** Your objective **
Pick out all lines with the word "kesuburan" from the records that follow.

begin Provided data

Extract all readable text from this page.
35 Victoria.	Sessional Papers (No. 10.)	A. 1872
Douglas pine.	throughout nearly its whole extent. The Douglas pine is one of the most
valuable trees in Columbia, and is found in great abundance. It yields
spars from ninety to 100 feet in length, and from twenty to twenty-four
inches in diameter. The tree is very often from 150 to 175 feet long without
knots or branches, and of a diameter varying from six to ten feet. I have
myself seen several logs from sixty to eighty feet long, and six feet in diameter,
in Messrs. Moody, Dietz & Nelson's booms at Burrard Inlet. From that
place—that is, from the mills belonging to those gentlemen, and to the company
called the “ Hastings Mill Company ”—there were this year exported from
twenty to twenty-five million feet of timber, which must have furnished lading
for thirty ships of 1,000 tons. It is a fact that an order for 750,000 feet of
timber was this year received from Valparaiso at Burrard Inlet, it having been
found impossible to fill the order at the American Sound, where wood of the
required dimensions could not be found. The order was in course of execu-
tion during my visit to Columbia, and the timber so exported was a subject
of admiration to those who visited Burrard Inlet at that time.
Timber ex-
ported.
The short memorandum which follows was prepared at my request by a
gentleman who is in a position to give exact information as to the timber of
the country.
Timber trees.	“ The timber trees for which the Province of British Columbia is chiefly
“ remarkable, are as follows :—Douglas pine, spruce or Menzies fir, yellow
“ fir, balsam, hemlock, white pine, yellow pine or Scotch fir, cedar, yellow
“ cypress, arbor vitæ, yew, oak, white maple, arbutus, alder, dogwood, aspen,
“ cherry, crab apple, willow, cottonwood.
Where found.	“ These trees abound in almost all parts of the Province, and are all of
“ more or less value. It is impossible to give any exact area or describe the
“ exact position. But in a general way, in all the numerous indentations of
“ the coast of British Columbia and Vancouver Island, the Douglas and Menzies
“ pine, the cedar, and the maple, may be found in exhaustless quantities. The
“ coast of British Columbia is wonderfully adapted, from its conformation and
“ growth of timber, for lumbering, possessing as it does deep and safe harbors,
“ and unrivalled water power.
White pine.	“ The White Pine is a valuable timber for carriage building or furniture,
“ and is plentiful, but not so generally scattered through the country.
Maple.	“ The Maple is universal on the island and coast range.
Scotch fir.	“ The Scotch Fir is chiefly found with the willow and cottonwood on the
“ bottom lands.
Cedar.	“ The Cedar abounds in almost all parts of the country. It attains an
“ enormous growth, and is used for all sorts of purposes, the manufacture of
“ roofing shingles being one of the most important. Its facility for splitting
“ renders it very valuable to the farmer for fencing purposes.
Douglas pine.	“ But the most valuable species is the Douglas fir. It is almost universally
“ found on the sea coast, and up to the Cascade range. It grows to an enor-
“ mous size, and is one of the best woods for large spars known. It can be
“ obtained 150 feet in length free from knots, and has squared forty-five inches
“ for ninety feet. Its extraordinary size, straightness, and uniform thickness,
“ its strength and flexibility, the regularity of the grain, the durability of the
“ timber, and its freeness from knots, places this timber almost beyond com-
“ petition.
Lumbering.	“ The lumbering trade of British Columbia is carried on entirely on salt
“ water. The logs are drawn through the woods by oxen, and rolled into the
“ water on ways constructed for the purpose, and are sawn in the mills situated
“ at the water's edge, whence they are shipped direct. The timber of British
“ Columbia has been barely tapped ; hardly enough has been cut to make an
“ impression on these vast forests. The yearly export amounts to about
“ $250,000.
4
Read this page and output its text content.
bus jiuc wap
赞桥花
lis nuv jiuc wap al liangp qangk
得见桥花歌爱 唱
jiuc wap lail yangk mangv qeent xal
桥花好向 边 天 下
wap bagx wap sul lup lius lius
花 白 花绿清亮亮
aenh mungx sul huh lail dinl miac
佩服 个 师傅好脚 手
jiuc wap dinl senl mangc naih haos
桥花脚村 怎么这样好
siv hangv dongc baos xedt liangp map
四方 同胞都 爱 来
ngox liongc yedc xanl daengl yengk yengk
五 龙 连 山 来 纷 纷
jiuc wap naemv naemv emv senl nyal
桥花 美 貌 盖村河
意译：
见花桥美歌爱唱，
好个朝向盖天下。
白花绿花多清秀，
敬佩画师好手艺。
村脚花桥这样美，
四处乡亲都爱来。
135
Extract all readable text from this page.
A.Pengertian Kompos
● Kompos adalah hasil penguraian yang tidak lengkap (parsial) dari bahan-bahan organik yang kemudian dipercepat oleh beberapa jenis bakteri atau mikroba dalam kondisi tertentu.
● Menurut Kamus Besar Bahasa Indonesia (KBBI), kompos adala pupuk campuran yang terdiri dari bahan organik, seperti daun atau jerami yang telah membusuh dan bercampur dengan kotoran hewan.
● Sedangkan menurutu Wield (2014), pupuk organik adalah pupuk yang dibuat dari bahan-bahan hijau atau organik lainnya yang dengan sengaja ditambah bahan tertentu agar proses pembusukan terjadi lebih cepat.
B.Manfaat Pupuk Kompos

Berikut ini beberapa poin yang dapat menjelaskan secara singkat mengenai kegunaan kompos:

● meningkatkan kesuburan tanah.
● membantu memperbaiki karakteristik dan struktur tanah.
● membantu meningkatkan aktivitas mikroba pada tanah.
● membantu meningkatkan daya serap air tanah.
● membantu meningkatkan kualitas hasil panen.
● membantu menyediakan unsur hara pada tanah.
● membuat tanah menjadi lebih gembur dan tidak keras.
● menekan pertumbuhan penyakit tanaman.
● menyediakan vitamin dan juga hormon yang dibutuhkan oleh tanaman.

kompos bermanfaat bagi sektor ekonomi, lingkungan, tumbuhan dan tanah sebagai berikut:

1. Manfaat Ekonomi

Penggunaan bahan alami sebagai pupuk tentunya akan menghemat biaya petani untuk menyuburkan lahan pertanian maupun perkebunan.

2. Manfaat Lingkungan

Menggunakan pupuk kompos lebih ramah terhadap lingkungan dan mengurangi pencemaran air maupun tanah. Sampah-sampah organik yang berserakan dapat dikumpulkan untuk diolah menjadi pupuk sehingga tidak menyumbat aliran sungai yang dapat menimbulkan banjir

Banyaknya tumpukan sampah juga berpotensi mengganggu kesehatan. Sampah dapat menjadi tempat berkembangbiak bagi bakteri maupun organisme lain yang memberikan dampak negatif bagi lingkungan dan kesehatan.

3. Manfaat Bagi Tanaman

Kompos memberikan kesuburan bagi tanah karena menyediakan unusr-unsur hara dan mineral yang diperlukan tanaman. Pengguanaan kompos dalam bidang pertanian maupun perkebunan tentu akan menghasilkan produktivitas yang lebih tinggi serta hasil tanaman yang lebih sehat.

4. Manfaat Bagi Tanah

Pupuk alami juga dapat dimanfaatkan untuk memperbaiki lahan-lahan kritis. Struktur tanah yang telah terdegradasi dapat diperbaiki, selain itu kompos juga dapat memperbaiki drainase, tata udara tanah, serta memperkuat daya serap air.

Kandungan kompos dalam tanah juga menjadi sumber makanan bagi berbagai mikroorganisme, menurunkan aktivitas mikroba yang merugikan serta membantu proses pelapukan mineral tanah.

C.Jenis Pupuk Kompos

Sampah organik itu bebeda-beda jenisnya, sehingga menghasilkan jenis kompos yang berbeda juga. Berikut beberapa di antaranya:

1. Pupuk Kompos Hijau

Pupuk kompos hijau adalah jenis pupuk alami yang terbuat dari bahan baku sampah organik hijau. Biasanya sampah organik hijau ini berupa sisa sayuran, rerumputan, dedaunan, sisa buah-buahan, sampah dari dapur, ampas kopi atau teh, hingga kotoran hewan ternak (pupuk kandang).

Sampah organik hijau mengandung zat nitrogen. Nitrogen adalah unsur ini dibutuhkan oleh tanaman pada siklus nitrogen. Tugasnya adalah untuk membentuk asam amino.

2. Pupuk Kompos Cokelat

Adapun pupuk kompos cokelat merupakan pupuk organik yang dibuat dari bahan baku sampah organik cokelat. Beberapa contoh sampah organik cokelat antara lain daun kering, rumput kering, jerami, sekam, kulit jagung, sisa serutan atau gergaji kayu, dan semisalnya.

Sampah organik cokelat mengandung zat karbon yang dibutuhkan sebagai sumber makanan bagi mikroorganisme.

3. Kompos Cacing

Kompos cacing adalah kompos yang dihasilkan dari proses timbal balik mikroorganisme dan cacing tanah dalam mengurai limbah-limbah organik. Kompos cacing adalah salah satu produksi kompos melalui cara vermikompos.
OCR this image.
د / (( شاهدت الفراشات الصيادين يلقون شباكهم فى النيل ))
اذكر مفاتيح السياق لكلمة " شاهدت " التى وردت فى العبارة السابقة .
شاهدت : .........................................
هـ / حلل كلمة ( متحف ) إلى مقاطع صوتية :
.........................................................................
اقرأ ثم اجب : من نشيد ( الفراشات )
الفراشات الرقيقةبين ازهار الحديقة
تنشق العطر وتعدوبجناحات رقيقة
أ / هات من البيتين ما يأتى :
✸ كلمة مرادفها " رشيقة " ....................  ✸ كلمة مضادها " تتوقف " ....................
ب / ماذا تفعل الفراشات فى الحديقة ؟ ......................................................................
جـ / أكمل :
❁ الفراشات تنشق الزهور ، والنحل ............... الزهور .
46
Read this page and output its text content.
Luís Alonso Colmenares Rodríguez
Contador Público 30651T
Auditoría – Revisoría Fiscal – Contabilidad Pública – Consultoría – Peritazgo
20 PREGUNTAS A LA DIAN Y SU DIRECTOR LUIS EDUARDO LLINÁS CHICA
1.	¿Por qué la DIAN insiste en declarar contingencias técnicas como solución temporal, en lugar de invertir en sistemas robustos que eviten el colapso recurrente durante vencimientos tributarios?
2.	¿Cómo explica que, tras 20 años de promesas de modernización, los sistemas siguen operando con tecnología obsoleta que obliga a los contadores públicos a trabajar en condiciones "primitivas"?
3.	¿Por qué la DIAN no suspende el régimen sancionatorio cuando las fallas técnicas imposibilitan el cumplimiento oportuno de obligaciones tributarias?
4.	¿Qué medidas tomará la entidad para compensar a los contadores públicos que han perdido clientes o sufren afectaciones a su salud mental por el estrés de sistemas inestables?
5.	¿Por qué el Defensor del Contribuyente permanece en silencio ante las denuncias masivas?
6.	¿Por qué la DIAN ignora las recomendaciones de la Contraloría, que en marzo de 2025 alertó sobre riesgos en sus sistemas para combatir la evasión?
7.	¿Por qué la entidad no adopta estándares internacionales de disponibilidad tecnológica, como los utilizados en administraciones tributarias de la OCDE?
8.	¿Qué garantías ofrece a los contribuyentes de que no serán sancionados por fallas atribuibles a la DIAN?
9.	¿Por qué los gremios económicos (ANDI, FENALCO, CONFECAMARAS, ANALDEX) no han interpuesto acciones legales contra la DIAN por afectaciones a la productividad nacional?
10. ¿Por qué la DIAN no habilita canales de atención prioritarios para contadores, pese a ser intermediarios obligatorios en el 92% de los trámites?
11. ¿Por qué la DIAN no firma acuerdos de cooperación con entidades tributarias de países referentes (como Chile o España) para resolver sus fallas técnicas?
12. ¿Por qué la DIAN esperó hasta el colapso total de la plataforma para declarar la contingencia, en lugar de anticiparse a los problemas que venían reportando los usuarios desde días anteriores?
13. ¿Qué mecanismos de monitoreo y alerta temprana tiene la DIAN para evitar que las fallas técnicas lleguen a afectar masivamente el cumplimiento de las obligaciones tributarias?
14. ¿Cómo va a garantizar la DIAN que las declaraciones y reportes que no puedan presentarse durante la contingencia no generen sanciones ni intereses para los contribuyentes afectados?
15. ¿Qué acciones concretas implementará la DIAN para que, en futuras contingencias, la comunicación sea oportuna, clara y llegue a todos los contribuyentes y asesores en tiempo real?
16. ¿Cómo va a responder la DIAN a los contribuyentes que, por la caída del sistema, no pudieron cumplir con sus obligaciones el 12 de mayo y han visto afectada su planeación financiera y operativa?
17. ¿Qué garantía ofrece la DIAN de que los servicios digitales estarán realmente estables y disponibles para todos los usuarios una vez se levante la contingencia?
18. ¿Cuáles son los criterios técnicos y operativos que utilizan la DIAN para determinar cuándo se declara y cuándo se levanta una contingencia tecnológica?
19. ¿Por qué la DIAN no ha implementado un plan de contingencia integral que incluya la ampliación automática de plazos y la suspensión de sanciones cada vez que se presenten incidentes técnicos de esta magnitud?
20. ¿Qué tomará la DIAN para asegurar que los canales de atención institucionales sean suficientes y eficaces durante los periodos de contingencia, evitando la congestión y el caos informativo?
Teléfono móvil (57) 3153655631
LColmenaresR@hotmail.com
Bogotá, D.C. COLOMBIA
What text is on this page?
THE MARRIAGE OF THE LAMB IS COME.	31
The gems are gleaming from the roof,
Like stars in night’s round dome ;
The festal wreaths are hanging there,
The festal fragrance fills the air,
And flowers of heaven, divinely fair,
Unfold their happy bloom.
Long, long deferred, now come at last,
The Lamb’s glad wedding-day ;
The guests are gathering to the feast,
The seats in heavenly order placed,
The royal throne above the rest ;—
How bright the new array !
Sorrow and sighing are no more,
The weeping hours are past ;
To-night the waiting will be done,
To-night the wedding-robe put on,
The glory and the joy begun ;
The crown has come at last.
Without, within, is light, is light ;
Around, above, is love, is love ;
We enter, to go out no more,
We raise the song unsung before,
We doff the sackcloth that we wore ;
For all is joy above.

end Provided data

** Expected answer **
● meningkatkan kesuburan tanah.
Kompos memberikan kesuburan bagi tanah karena menyediakan unusr-unsur hara dan mineral yang diperlukan tanaman. Pengguanaan kompos dalam bidang pertanian maupun perkebunan tentu akan menghasilkan produktivitas yang lebih tinggi serta hasil tanaman yang lebih sehat.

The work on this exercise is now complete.